§ Goal: Reproduce the material exactly, omitting nothing.

§ Exercise material:
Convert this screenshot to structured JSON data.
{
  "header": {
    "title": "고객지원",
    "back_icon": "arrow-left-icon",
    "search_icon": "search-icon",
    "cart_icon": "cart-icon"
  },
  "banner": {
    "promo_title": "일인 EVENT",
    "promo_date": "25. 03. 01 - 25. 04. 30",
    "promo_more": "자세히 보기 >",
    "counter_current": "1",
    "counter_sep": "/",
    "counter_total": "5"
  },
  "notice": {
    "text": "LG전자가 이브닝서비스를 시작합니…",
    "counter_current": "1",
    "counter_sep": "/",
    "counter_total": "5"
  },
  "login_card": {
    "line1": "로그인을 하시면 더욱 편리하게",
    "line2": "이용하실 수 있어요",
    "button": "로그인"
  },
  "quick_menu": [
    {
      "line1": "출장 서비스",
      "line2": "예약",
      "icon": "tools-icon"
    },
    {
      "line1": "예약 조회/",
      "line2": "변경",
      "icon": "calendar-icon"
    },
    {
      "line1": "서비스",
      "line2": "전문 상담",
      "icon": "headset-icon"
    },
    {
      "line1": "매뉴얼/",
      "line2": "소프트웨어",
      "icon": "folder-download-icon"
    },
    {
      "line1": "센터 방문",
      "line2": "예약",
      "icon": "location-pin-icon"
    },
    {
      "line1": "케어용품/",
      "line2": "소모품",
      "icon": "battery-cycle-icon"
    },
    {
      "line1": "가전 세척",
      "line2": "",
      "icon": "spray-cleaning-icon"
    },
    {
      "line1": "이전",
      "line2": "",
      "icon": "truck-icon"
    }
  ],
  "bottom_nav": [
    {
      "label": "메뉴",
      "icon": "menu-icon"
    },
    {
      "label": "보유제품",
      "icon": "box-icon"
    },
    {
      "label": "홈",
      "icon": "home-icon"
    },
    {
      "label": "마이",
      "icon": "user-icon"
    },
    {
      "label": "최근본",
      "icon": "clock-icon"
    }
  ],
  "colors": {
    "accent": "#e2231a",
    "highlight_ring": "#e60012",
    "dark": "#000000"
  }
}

§ Exercise output:
Convert this screenshot to structured JSON data.
{
  "header": {
    "title": "고객지원",
    "back_icon": "arrow-left-icon",
    "search_icon": "search-icon",
    "cart_icon": "cart-icon"
  },
  "banner": {
    "promo_title": "일인 EVENT",
    "promo_date": "25. 03. 01 - 25. 04. 30",
    "promo_more": "자세히 보기 >",
    "counter_current": "1",
    "counter_sep": "/",
    "counter_total": "5"
  },
  "notice": {
    "text": "LG전자가 이브닝서비스를 시작합니…",
    "counter_current": "1",
    "counter_sep": "/",
    "counter_total": "5"
  },
  "login_card": {
    "line1": "로그인을 하시면 더욱 편리하게",
    "line2": "이용하실 수 있어요",
    "button": "로그인"
  },
  "quick_menu": [
    {
      "line1": "출장 서비스",
      "line2": "예약",
      "icon": "tools-icon"
    },
    {
      "line1": "예약 조회/",
      "line2": "변경",
      "icon": "calendar-icon"
    },
    {
      "line1": "서비스",
      "line2": "전문 상담",
      "icon": "headset-icon"
    },
    {
      "line1": "매뉴얼/",
      "line2": "소프트웨어",
      "icon": "folder-download-icon"
    },
    {
      "line1": "센터 방문",
      "line2": "예약",
      "icon": "location-pin-icon"
    },
    {
      "line1": "케어용품/",
      "line2": "소모품",
      "icon": "battery-cycle-icon"
    },
    {
      "line1": "가전 세척",
      "line2": "",
      "icon": "spray-cleaning-icon"
    },
    {
      "line1": "이전",
      "line2": "",
      "icon": "truck-icon"
    }
  ],
  "bottom_nav": [
    {
      "label": "메뉴",
      "icon": "menu-icon"
    },
    {
      "label": "보유제품",
      "icon": "box-icon"
    },
    {
      "label": "홈",
      "icon": "home-icon"
    },
    {
      "label": "마이",
      "icon": "user-icon"
    },
    {
      "label": "최근본",
      "icon": "clock-icon"
    }
  ],
  "colors": {
    "accent": "#e2231a",
    "highlight_ring": "#e60012",
    "dark": "#000000"
  }
}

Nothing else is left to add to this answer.